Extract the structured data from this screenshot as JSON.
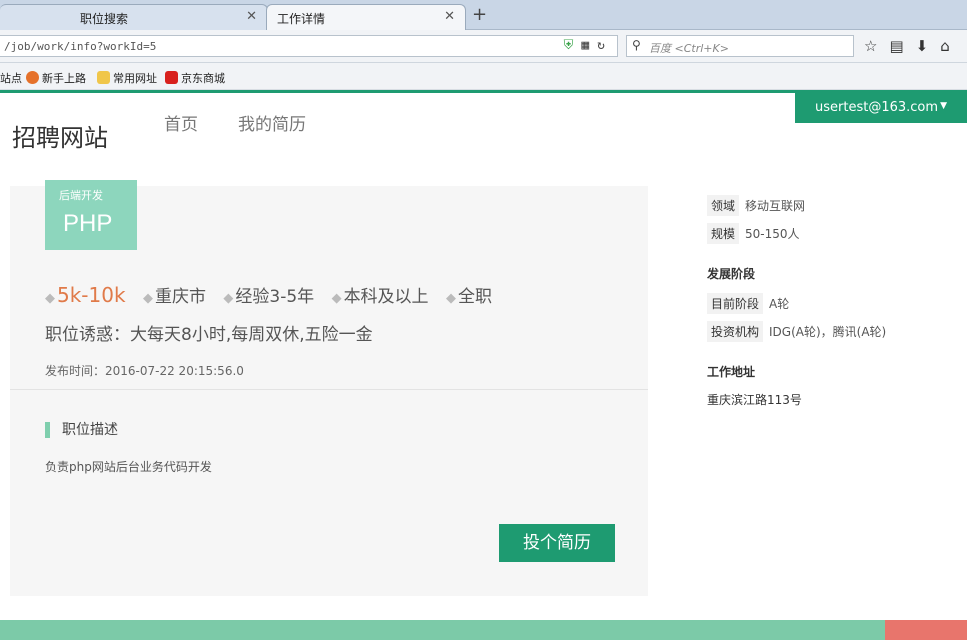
{
  "browser": {
    "tabs": [
      {
        "label": "职位搜索"
      },
      {
        "label": "工作详情"
      }
    ],
    "url": "/job/work/info?workId=5",
    "search_placeholder": "百度 <Ctrl+K>",
    "bookmarks": [
      "站点",
      "新手上路",
      "常用网址",
      "京东商城"
    ]
  },
  "header": {
    "brand": "招聘网站",
    "nav": [
      "首页",
      "我的简历"
    ],
    "user": "usertest@163.com"
  },
  "job": {
    "category": "后端开发",
    "title": "PHP",
    "salary": "5k-10k",
    "city": "重庆市",
    "experience": "经验3-5年",
    "education": "本科及以上",
    "type": "全职",
    "perk": "职位诱惑：大每天8小时,每周双休,五险一金",
    "published": "发布时间：2016-07-22 20:15:56.0",
    "desc_title": "职位描述",
    "desc": "负责php网站后台业务代码开发",
    "apply_label": "投个简历"
  },
  "company": {
    "field_label": "领域",
    "field": "移动互联网",
    "size_label": "规模",
    "size": "50-150人",
    "stage_title": "发展阶段",
    "current_label": "目前阶段",
    "current": "A轮",
    "investor_label": "投资机构",
    "investor": "IDG(A轮)，腾讯(A轮)",
    "address_title": "工作地址",
    "address": "重庆滨江路113号"
  },
  "colors": {
    "accent": "#1e9b71",
    "tag_bg": "#8dd6bd",
    "salary": "#e07a49"
  }
}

WRITTEN PROBLEM:
Copy all the entries word for word. Omit any pictures.

THE SOLUTION:
Extract the structured data from this screenshot as JSON.
{
  "browser": {
    "tabs": [
      {
        "label": "职位搜索"
      },
      {
        "label": "工作详情"
      }
    ],
    "url": "/job/work/info?workId=5",
    "search_placeholder": "百度 <Ctrl+K>",
    "bookmarks": [
      "站点",
      "新手上路",
      "常用网址",
      "京东商城"
    ]
  },
  "header": {
    "brand": "招聘网站",
    "nav": [
      "首页",
      "我的简历"
    ],
    "user": "usertest@163.com"
  },
  "job": {
    "category": "后端开发",
    "title": "PHP",
    "salary": "5k-10k",
    "city": "重庆市",
    "experience": "经验3-5年",
    "education": "本科及以上",
    "type": "全职",
    "perk": "职位诱惑：大每天8小时,每周双休,五险一金",
    "published": "发布时间：2016-07-22 20:15:56.0",
    "desc_title": "职位描述",
    "desc": "负责php网站后台业务代码开发",
    "apply_label": "投个简历"
  },
  "company": {
    "field_label": "领域",
    "field": "移动互联网",
    "size_label": "规模",
    "size": "50-150人",
    "stage_title": "发展阶段",
    "current_label": "目前阶段",
    "current": "A轮",
    "investor_label": "投资机构",
    "investor": "IDG(A轮)，腾讯(A轮)",
    "address_title": "工作地址",
    "address": "重庆滨江路113号"
  },
  "colors": {
    "accent": "#1e9b71",
    "tag_bg": "#8dd6bd",
    "salary": "#e07a49"
  }
}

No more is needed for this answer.